-- MATERIAL FOR THIS TASK start --

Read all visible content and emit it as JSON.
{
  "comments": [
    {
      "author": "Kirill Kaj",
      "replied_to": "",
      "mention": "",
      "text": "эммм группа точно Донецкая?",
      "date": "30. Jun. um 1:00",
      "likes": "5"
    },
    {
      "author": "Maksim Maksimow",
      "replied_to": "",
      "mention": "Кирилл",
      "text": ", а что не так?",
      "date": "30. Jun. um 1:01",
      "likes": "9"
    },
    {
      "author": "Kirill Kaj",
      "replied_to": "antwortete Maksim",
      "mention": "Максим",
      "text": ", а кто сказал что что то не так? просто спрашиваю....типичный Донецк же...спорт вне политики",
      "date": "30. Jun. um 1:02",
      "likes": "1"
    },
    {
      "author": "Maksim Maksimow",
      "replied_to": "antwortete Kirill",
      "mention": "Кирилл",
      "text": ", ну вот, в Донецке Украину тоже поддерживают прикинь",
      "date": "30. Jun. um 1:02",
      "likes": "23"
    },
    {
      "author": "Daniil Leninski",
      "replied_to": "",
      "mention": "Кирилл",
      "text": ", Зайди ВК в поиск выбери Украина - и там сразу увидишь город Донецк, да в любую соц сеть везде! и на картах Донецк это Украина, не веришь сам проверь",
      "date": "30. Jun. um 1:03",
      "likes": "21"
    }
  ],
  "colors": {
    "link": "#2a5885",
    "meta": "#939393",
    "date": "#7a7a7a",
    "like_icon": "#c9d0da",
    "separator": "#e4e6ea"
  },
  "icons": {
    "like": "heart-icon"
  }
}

-- MATERIAL FOR THIS TASK end --

- [REQUEST]: Return every record, word for word.

- [ANSWER TO THE TASK]:
Read all visible content and emit it as JSON.
{
  "comments": [
    {
      "author": "Kirill Kaj",
      "replied_to": "",
      "mention": "",
      "text": "эммм группа точно Донецкая?",
      "date": "30. Jun. um 1:00",
      "likes": "5"
    },
    {
      "author": "Maksim Maksimow",
      "replied_to": "",
      "mention": "Кирилл",
      "text": ", а что не так?",
      "date": "30. Jun. um 1:01",
      "likes": "9"
    },
    {
      "author": "Kirill Kaj",
      "replied_to": "antwortete Maksim",
      "mention": "Максим",
      "text": ", а кто сказал что что то не так? просто спрашиваю....типичный Донецк же...спорт вне политики",
      "date": "30. Jun. um 1:02",
      "likes": "1"
    },
    {
      "author": "Maksim Maksimow",
      "replied_to": "antwortete Kirill",
      "mention": "Кирилл",
      "text": ", ну вот, в Донецке Украину тоже поддерживают прикинь",
      "date": "30. Jun. um 1:02",
      "likes": "23"
    },
    {
      "author": "Daniil Leninski",
      "replied_to": "",
      "mention": "Кирилл",
      "text": ", Зайди ВК в поиск выбери Украина - и там сразу увидишь город Донецк, да в любую соц сеть везде! и на картах Донецк это Украина, не веришь сам проверь",
      "date": "30. Jun. um 1:03",
      "likes": "21"
    }
  ],
  "colors": {
    "link": "#2a5885",
    "meta": "#939393",
    "date": "#7a7a7a",
    "like_icon": "#c9d0da",
    "separator": "#e4e6ea"
  },
  "icons": {
    "like": "heart-icon"
  }
}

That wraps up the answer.